TEKST DO PRZECZYTANIA ::
..............................
W internecie można go znaleźć jako eksperta ds. bezpieczeństwa, obserwatora przy misji ISAF w Afganistanie. Ta wersja jego życiorysu ma jednak niewiele wspólnego z prawdą. W Afganistanie nie był, nie ma też wykształcenia ani doświadczenia w zakresie ochrony i bezpieczeństwa. Wiemy, że od kilku lat funkcjonował jednak jako osoba przedstawiająca się jako prywatny detektyw, innym wprost jako człowiek związany ze służbami specjalnymi.

Dziś nie chce odpowiedzieć na nasze pytanie, co dokładnie robił w ostatnich latach i co miałoby go łączyć ze służbami, a konkretnie z ABW. Nie chce skomentować naszych informacji, że jego "przygoda" z Agencją zaczęła się około 2016 roku. Mówi nam tyle, że w kontekście akcji na Dolnym Śląsku wykonywał polecenia kapitana Marcina P., oficera wrocławskiej delegatury ABW. To właśnie rozmowy z nim nagrał i przekazał najpierw prokuraturze, a później nam.

Dlaczego Bugajski postanowił się ujawnić?

Przekonuje, że po naszych pierwszych materiałach o nielegalnej inwigilacji, z lutego 2024 roku, pracownicy ABW zaczęli podejrzewać go o przeciek, zdradzili różnym dziennikarzom jego tożsamość, czym narazili jego i jego najbliższych. Ponadto mieli zacząć akcję dyskredytowania Bugajskiego poprzez przekazywanie mediom rozmaitych informacji, stawiających go w bardzo złym świetle. Na przykład, że kiedyś dopuścił się kradzieży, że pożyczał setki tysięcy złotych i nie oddawał, że zastraszał pewną panią prawnik i - mówiąc wprost - jest zwykłym oszustem. Dodajmy, że dziennikarze Onetu i "Superwizjera" rozmawiali z kilkoma osobami, które zarzucają Bugajskiemu m.in. wyłudzanie pieniędzy "na oficera służb".

- Nie zawsze byłem wzorowym obywatelem, ale nigdy nie usłyszałem żadnych zarzutów i jestem osobą niekaraną. Jedna z osób, która pomawiała mnie w internecie o wyłudzenia, została już oskarżona o zniesławienie. Ten wysyp plotek, co znamienne, zaczął się kilka miesięcy temu, gdy zaczęliście pisać o nielegalnej inwigilacji ABW - podkreśla Łukasz Bugajski.
..............................
Zapisane pozycje

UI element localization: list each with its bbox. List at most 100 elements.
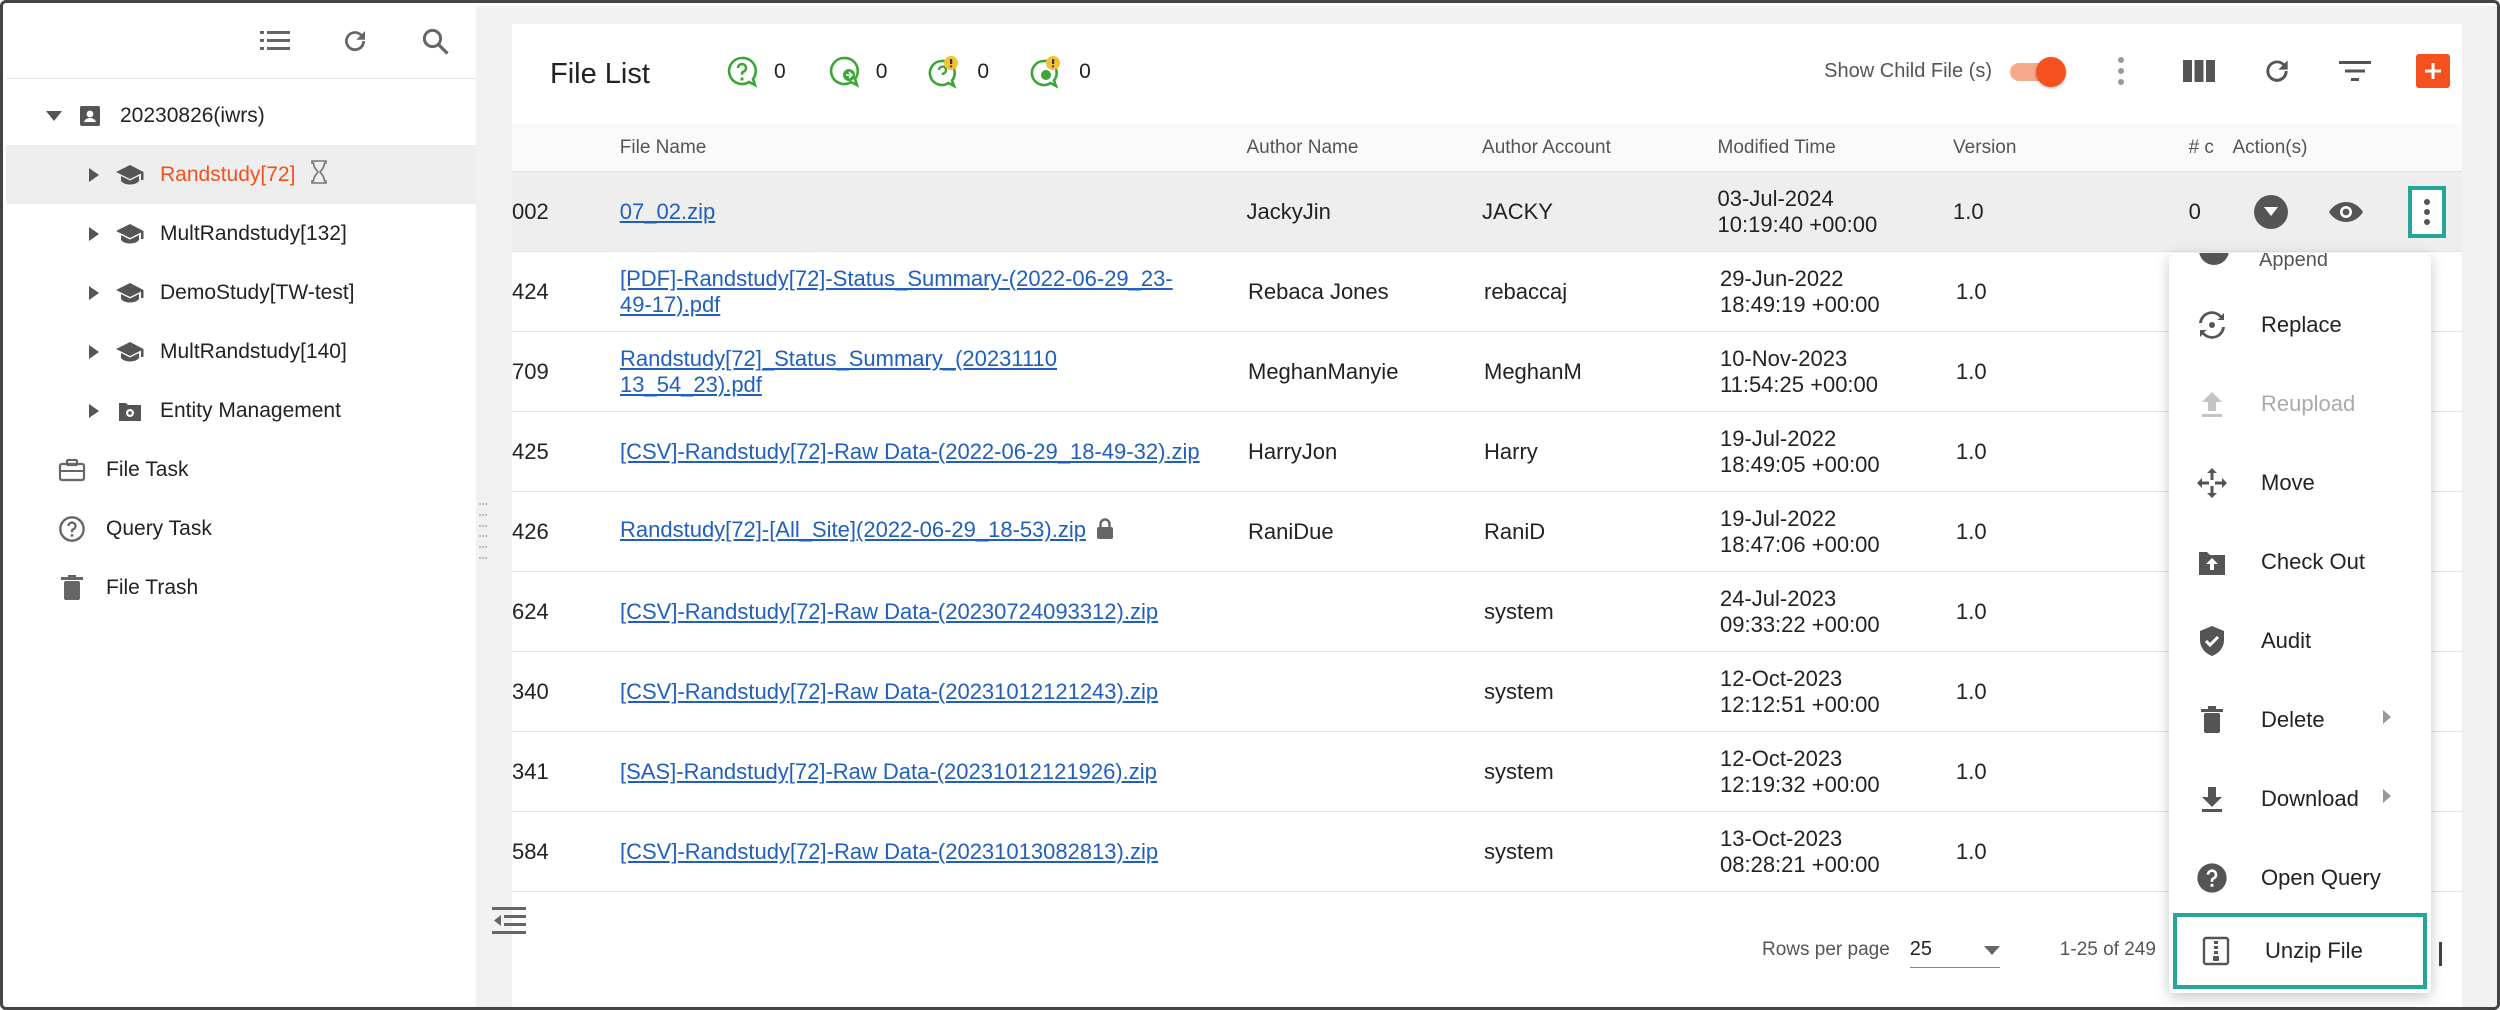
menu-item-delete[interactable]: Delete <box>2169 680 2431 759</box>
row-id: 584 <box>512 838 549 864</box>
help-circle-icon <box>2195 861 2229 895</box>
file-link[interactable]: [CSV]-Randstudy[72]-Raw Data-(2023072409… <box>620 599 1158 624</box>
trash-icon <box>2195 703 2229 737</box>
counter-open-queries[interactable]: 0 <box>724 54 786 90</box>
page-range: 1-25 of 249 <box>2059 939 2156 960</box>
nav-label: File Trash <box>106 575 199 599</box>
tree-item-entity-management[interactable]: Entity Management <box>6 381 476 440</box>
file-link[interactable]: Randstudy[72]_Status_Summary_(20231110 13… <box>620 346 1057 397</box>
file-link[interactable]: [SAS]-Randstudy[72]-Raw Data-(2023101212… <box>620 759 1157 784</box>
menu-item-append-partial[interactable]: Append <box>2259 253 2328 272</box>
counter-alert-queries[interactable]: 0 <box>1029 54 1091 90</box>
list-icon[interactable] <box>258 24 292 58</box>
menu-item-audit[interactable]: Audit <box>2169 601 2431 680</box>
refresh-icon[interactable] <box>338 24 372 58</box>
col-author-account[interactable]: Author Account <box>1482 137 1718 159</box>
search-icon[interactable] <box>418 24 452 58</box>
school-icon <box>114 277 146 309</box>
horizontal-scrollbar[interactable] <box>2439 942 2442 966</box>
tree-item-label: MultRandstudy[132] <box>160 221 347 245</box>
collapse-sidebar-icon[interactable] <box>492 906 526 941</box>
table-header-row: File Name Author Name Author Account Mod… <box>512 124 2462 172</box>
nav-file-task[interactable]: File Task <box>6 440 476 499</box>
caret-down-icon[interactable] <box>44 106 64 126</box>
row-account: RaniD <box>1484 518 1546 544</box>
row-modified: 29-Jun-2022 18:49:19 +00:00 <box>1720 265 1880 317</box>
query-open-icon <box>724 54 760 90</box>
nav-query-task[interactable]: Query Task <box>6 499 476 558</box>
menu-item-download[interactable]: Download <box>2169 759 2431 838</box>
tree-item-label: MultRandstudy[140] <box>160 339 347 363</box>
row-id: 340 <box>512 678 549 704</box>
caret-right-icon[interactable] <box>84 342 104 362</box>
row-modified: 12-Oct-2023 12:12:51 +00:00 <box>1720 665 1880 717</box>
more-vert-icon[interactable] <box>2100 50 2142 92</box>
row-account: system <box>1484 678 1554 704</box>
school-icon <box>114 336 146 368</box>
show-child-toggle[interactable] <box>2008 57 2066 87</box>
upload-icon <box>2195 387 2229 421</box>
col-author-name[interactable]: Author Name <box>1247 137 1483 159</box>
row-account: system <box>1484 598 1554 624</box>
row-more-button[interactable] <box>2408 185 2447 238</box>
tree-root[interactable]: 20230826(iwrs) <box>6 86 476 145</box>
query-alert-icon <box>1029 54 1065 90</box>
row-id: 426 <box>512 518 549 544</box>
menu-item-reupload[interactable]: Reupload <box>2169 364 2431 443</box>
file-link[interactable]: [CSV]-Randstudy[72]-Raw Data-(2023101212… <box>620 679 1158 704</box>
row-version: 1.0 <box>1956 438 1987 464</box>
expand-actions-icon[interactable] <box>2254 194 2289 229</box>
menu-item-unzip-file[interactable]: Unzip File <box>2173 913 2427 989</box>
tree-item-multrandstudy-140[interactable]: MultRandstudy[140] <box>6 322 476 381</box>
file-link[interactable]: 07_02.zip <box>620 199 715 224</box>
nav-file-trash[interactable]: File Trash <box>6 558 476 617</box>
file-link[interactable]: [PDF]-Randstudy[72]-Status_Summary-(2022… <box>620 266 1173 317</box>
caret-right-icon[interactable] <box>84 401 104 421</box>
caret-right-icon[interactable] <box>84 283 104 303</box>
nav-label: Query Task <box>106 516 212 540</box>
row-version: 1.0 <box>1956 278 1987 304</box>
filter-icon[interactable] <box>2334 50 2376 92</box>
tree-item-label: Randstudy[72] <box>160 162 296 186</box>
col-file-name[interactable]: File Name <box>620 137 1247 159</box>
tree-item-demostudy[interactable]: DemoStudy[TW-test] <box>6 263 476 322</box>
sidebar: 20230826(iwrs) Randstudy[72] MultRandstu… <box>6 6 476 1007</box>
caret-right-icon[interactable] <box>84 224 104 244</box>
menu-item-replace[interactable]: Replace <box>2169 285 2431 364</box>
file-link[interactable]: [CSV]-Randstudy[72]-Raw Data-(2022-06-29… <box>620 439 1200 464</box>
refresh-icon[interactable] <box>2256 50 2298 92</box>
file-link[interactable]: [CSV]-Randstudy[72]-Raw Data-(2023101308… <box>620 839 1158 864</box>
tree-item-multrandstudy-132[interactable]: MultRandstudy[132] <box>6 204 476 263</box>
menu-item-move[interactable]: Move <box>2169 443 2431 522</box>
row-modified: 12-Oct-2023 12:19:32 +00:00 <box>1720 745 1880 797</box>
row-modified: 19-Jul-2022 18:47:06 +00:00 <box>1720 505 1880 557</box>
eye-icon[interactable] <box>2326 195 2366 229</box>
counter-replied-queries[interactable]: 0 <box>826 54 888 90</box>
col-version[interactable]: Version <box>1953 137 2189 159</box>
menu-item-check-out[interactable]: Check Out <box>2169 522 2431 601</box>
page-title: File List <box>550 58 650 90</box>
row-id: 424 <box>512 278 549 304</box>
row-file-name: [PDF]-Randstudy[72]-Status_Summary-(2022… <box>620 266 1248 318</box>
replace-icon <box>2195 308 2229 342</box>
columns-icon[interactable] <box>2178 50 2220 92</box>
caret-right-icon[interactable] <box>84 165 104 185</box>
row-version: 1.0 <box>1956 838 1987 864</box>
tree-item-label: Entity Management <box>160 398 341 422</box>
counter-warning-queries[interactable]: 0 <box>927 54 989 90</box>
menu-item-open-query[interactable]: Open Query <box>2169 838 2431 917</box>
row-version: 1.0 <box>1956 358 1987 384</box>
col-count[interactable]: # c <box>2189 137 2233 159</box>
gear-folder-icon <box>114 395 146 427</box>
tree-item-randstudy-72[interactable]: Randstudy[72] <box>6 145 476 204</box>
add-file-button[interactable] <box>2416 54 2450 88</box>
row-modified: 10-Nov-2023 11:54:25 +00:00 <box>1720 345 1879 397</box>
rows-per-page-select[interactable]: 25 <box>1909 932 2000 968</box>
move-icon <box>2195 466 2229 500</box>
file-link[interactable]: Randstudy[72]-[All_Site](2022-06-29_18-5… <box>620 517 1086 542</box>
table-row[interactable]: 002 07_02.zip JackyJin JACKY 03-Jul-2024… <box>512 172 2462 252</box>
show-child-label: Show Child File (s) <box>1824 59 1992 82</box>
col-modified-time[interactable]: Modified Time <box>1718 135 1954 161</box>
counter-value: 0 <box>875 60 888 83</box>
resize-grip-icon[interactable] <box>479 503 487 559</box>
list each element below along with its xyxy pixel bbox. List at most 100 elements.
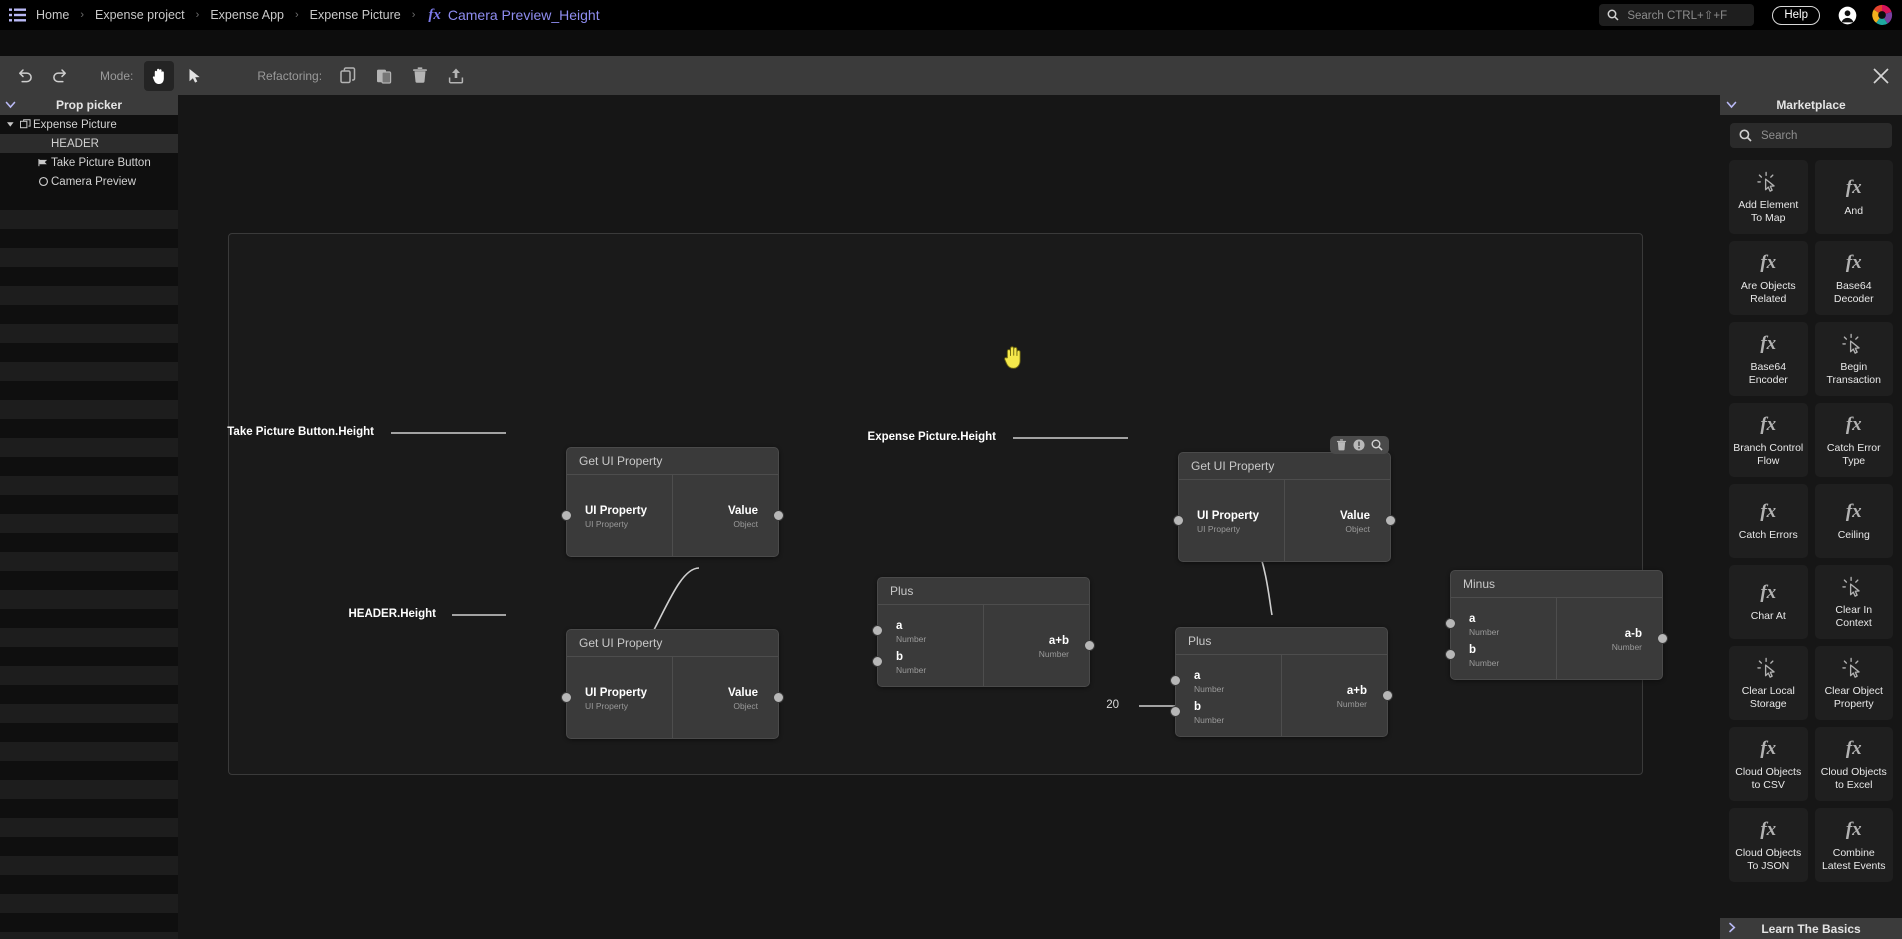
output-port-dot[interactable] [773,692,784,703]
..............................
ZADANIE 1 :: Przepisz fragment tekstu o Bugajskim, zaczynając od „- Nie zawsze” i dalej aż do „podkreśla Łukasz Bugajski.”, zastępując „wzorowym obywatelem” przez „przykładnym obywatelem”.
ZADANIE 2 ::
Odpowiedz krótko na pytania do tekstu o Bugajskim:
(a) Oficerem której delegatury ABW jest kapitan Marcin P.?
(b) Z jakiego miesiąca i roku pochodzą pierwsze materiały o nielegalnej inwigilacji?
(c) O co została oskarżona jedna z osób pomawiających Bugajskiego w internecie?
ZADANIE 3 :: Kontynuuj tekst o Bugajskim, pisząc dalej po jego ostatnim zdaniu.
Wiersze nie są potrzebne do wykonania zadań.

ODPOWIEDŹ KOŃCOWA 1 ::
- Nie zawsze byłem przykładnym obywatelem, ale nigdy nie usłyszałem żadnych zarzutów i jestem osobą niekaraną. Jedna z osób, która pomawiała mnie w internecie o wyłudzenia, została już oskarżona o zniesławienie. Ten wysyp plotek, co znamienne, zaczął się kilka miesięcy temu, gdy zaczęliście pisać o nielegalnej inwigilacji ABW - podkreśla Łukasz Bugajski.

ODPOWIEDŹ KOŃCOWA 2 ::
(a) Wrocławskiej.
(b) Z lutego 2024 roku.
(c) O zniesławienie.

ODPOWIEDŹ KOŃCOWA 3 ::
Z informacji zawartych w Krajowym Rejestrze Karnym wynika, że Bugajski jest osobą niekaraną.

Nagrania trafiają do najważniejszych osób w państwie

W rozmowie z Onetem i "Superwizjerem" Bugajski przekonuje, że cel nielegalnej inwigilacji prowadzonej za rządów PiS był nadzwyczaj cyniczny. Podkreśla, że grupa oficerów służb specjalnych, spodziewając się zwycięstwa PiS w 2023 roku, zamierzała wpłynąć na dochodowy rynek odpadów i związane z nim biznesy. Dlatego zaczęto inwigilować wpływowego na Dolnym Śląsku prezydenta Lubina - miasta nazywanego "stolicą polskiej miedzi" - który miał dużo do powiedzenia w lokalnej polityce. Haki miały być także zbierane na biznesmenów i firmy z bardzo dochodowej branży odpadowej.

Zdaniem Bugajskiego, poprzez zebranie kompromatów, polityk miałby być potem przymuszany do podejmowania konkretnych decyzji.

Fragment stenogramu, do którego dotarli dziennikarze "Superwizjera" i OnetuSuperwizjer

Od końca lipca 2024 roku Łukasz Bugajski zaczął wysyłać zawiadomienia do najważniejszych osób w państwie, opisując kulisy akcji. Zaczął od szefa MSWiA i koordynatora służb specjalnych Tomasza Siemoniaka. Potem informował także kancelarie premiera Donalda Tuska i prezydenta Andrzeja Dudy, ministra Adama Bodnara, Prokuraturę Krajową, a także kierownictwo ABW.

"Z końcem 2021 r. zwróciłem uwagę na fakt, że funkcjonariusze [ABW] coraz częściej oczekiwali ode mnie realizacji zadań, które nie mieściły się w ramach ustawowych zadań tej instytucji. [...] Realizacja tych zadań miała na celu wyłącznie prywatne, często zarobkowe cele niektórych funkcjonariuszy" - pisał w lipcu 2024 roku do ministra Tomasza Siemoniaka, koordynatora służb specjalnych.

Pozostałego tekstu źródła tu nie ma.